TASK: Can you edit these lines so that "enumerate" becomes "list", leave everything else unchanged, and omit the pictures from your answer?

DATA ROWS:
******************************

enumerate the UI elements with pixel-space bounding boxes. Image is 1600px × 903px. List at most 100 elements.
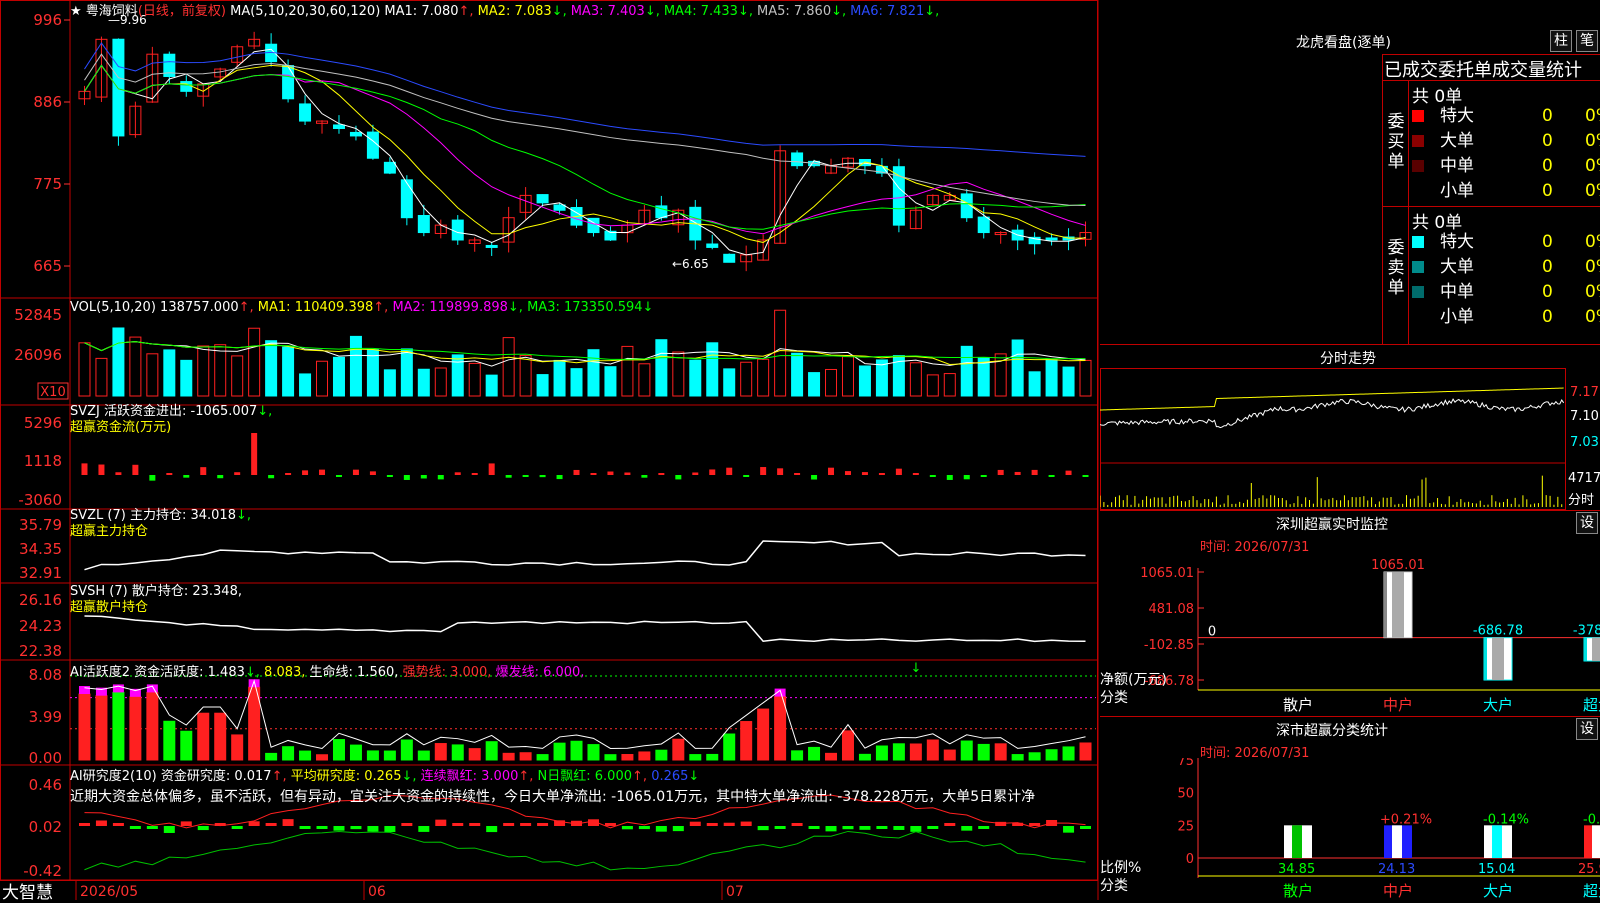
volume-bar [383, 369, 396, 397]
intraday-volume-label: 4717 [1568, 471, 1600, 486]
svzj-axis-label: -3060 [18, 491, 62, 509]
volume-bar [672, 351, 685, 397]
vol-ma2: MA2: 119899.898 [392, 300, 508, 315]
monitor-axis-label: 1065.01 [1140, 566, 1194, 581]
ai2-axis-label: 0.02 [29, 818, 62, 836]
volume-ma-line [84, 341, 1086, 367]
order-count: 0 [1542, 307, 1553, 327]
candle-body [332, 124, 345, 130]
money-flow-bar [505, 475, 512, 478]
date-axis-label: 06 [368, 884, 386, 900]
ai1-axis-label: 0.00 [29, 749, 62, 767]
money-flow-bar [335, 475, 342, 477]
order-type: 特大 [1440, 106, 1474, 126]
monitor-axis-label: -102.85 [1144, 638, 1194, 653]
vol-ma3: MA3: 173350.594 [527, 300, 643, 315]
research-bar [825, 826, 837, 832]
money-flow-bar [454, 472, 461, 475]
svzj-axis-label: 1118 [24, 452, 62, 470]
research-bar [621, 826, 633, 830]
activity-bar [926, 739, 939, 761]
money-flow-bar [166, 473, 173, 475]
brand-label: 大智慧 [2, 883, 53, 903]
intraday-chart[interactable]: 7.17 7.10 7.03 4717 分时 [1100, 368, 1600, 510]
volume-bar [434, 367, 447, 397]
tick-mode-button[interactable]: 笔 [1576, 30, 1598, 52]
volume-bar [451, 354, 464, 397]
volume-bar [536, 374, 549, 397]
buy-order-table: 特大 0 0% 大单 0 0% 中单 0 0% 小单 0 0% [1412, 104, 1600, 204]
svzj-label: SVZJ 活跃资金进出: -1065.007 [70, 404, 258, 419]
order-color-swatch [1412, 185, 1424, 197]
classify-bar-shade [1392, 825, 1402, 858]
activity-bar [960, 740, 973, 761]
activity-bar [434, 743, 447, 761]
candle-body [299, 103, 312, 122]
research-bar [791, 823, 803, 826]
order-percent: 0% [1585, 131, 1600, 151]
research-bar [265, 823, 277, 826]
monitor-category-label: 散户 [1283, 696, 1313, 714]
research-bar [78, 823, 90, 826]
volume-bar [1062, 366, 1075, 397]
classify-change-label: -0.08% [1583, 812, 1600, 827]
money-flow-bar [1014, 471, 1021, 475]
volume-bar [366, 349, 379, 397]
money-flow-bar [302, 470, 309, 475]
research-bar [978, 826, 990, 829]
candle-body [383, 161, 396, 174]
money-flow-bar [607, 471, 614, 475]
ma-value-1: MA1: 7.080↑, [384, 4, 474, 19]
intraday-title: 分时走势 [1320, 351, 1376, 367]
research-bar [604, 823, 616, 826]
order-row: 小单 0 0% [1412, 179, 1600, 203]
money-flow-bar [777, 468, 784, 475]
money-flow-bar [132, 464, 139, 475]
volume-bar [808, 372, 821, 397]
volume-bar [349, 335, 362, 397]
volume-bar [502, 337, 515, 397]
research-bar [638, 826, 650, 830]
svsh-label: SVSH (7) 散户持仓: 23.348, [70, 584, 242, 599]
classify-category-label: 大户 [1483, 882, 1513, 900]
activity-bar [841, 730, 854, 761]
order-color-swatch [1412, 236, 1424, 248]
monitor-settings-button[interactable]: 设 [1576, 512, 1598, 534]
activity-bar [112, 691, 125, 761]
money-flow-bar [844, 471, 851, 475]
candle-body [282, 65, 295, 100]
bar-mode-button[interactable]: 柱 [1550, 30, 1572, 52]
ma-value-3: MA3: 7.403↓, [570, 4, 660, 19]
order-color-swatch [1412, 110, 1424, 122]
classify-settings-button[interactable]: 设 [1576, 718, 1598, 740]
money-flow-bar [98, 464, 105, 475]
order-count: 0 [1542, 131, 1553, 151]
candle-body [536, 194, 549, 204]
order-count: 0 [1542, 181, 1553, 201]
candle-body [417, 215, 430, 234]
volume-bar [231, 355, 244, 397]
volume-bar [299, 373, 312, 397]
main-holding-line [84, 540, 1086, 571]
activity-bar [1079, 742, 1092, 761]
monitor-category-label: 超大 [1583, 696, 1600, 714]
activity-bar [892, 743, 905, 761]
classify-category-label: 散户 [1283, 882, 1313, 900]
volume-bar [943, 373, 956, 397]
vol-label: VOL(5,10,20) [70, 300, 156, 315]
monitor-axis-label: 481.08 [1149, 602, 1195, 617]
intraday-price-label: 7.10 [1570, 409, 1599, 424]
volume-bar [825, 368, 838, 397]
research-bar [740, 821, 752, 826]
activity-burst-cap [112, 684, 124, 693]
research-bar [774, 826, 786, 829]
volume-bar [858, 365, 871, 397]
money-flow-bar [369, 471, 376, 475]
money-flow-bar [149, 475, 156, 481]
order-type: 中单 [1440, 282, 1474, 302]
money-flow-bar [217, 475, 224, 479]
activity-bar [180, 730, 193, 761]
research-bar [520, 823, 532, 826]
volume-bar [960, 345, 973, 397]
research-bar [723, 822, 735, 826]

******************************

FINAL RESULT:
list the UI elements with pixel-space bounding boxes. Image is 1600px × 903px. List at most 100 elements.
volume-bar [383, 369, 396, 397]
intraday-volume-label: 4717 [1568, 471, 1600, 486]
svzj-axis-label: -3060 [18, 491, 62, 509]
volume-bar [672, 351, 685, 397]
vol-ma2: MA2: 119899.898 [392, 300, 508, 315]
monitor-axis-label: 1065.01 [1140, 566, 1194, 581]
ai2-axis-label: 0.02 [29, 818, 62, 836]
volume-ma-line [84, 341, 1086, 367]
order-count: 0 [1542, 307, 1553, 327]
candle-body [332, 124, 345, 130]
money-flow-bar [505, 475, 512, 478]
date-axis-label: 06 [368, 884, 386, 900]
ai1-axis-label: 0.00 [29, 749, 62, 767]
money-flow-bar [335, 475, 342, 477]
order-type: 特大 [1440, 106, 1474, 126]
monitor-axis-label: -102.85 [1144, 638, 1194, 653]
vol-ma3: MA3: 173350.594 [527, 300, 643, 315]
research-bar [825, 826, 837, 832]
money-flow-bar [454, 472, 461, 475]
svzj-axis-label: 1118 [24, 452, 62, 470]
research-bar [621, 826, 633, 830]
activity-bar [926, 739, 939, 761]
money-flow-bar [166, 473, 173, 475]
brand-label: 大智慧 [2, 883, 53, 903]
intraday-chart[interactable]: 7.17 7.10 7.03 4717 分时 [1100, 368, 1600, 510]
volume-bar [434, 367, 447, 397]
tick-mode-button[interactable]: 笔 [1576, 30, 1598, 52]
volume-bar [451, 354, 464, 397]
volume-bar [536, 374, 549, 397]
buy-order-table: 特大 0 0% 大单 0 0% 中单 0 0% 小单 0 0% [1412, 104, 1600, 204]
svzj-label: SVZJ 活跃资金进出: -1065.007 [70, 404, 258, 419]
order-color-swatch [1412, 185, 1424, 197]
classify-bar-shade [1392, 825, 1402, 858]
activity-bar [960, 740, 973, 761]
activity-bar [434, 743, 447, 761]
candle-body [299, 103, 312, 122]
research-bar [791, 823, 803, 826]
order-percent: 0% [1585, 131, 1600, 151]
research-bar [265, 823, 277, 826]
monitor-category-label: 散户 [1283, 696, 1313, 714]
research-bar [78, 823, 90, 826]
volume-bar [1062, 366, 1075, 397]
classify-change-label: -0.08% [1583, 812, 1600, 827]
money-flow-bar [1014, 471, 1021, 475]
volume-bar [366, 349, 379, 397]
money-flow-bar [302, 470, 309, 475]
research-bar [978, 826, 990, 829]
candle-body [383, 161, 396, 174]
money-flow-bar [607, 471, 614, 475]
ma-value-1: MA1: 7.080↑, [384, 4, 474, 19]
intraday-title: 分时走势 [1320, 351, 1376, 367]
research-bar [604, 823, 616, 826]
order-row: 小单 0 0% [1412, 179, 1600, 203]
money-flow-bar [777, 468, 784, 475]
money-flow-bar [132, 464, 139, 475]
volume-bar [808, 372, 821, 397]
volume-bar [349, 335, 362, 397]
volume-bar [502, 337, 515, 397]
research-bar [638, 826, 650, 830]
svsh-label: SVSH (7) 散户持仓: 23.348, [70, 584, 242, 599]
classify-category-label: 大户 [1483, 882, 1513, 900]
activity-bar [841, 730, 854, 761]
order-color-swatch [1412, 236, 1424, 248]
monitor-settings-button[interactable]: 设 [1576, 512, 1598, 534]
activity-bar [112, 691, 125, 761]
money-flow-bar [844, 471, 851, 475]
candle-body [282, 65, 295, 100]
bar-mode-button[interactable]: 柱 [1550, 30, 1572, 52]
ma-value-3: MA3: 7.403↓, [570, 4, 660, 19]
order-color-swatch [1412, 110, 1424, 122]
classify-settings-button[interactable]: 设 [1576, 718, 1598, 740]
money-flow-bar [98, 464, 105, 475]
order-count: 0 [1542, 131, 1553, 151]
candle-body [536, 194, 549, 204]
order-count: 0 [1542, 181, 1553, 201]
candle-body [417, 215, 430, 234]
volume-bar [231, 355, 244, 397]
volume-bar [299, 373, 312, 397]
main-holding-line [84, 540, 1086, 571]
activity-bar [1079, 742, 1092, 761]
monitor-category-label: 超大 [1583, 696, 1600, 714]
activity-bar [892, 743, 905, 761]
classify-category-label: 散户 [1283, 882, 1313, 900]
volume-bar [943, 373, 956, 397]
vol-label: VOL(5,10,20) [70, 300, 156, 315]
monitor-axis-label: 481.08 [1149, 602, 1195, 617]
intraday-price-label: 7.10 [1570, 409, 1599, 424]
volume-bar [825, 368, 838, 397]
research-bar [740, 821, 752, 826]
activity-burst-cap [112, 684, 124, 693]
research-bar [774, 826, 786, 829]
volume-bar [858, 365, 871, 397]
money-flow-bar [369, 471, 376, 475]
money-flow-bar [149, 475, 156, 481]
order-type: 中单 [1440, 282, 1474, 302]
money-flow-bar [217, 475, 224, 479]
activity-bar [180, 730, 193, 761]
research-bar [520, 823, 532, 826]
volume-bar [960, 345, 973, 397]
research-bar [723, 822, 735, 826]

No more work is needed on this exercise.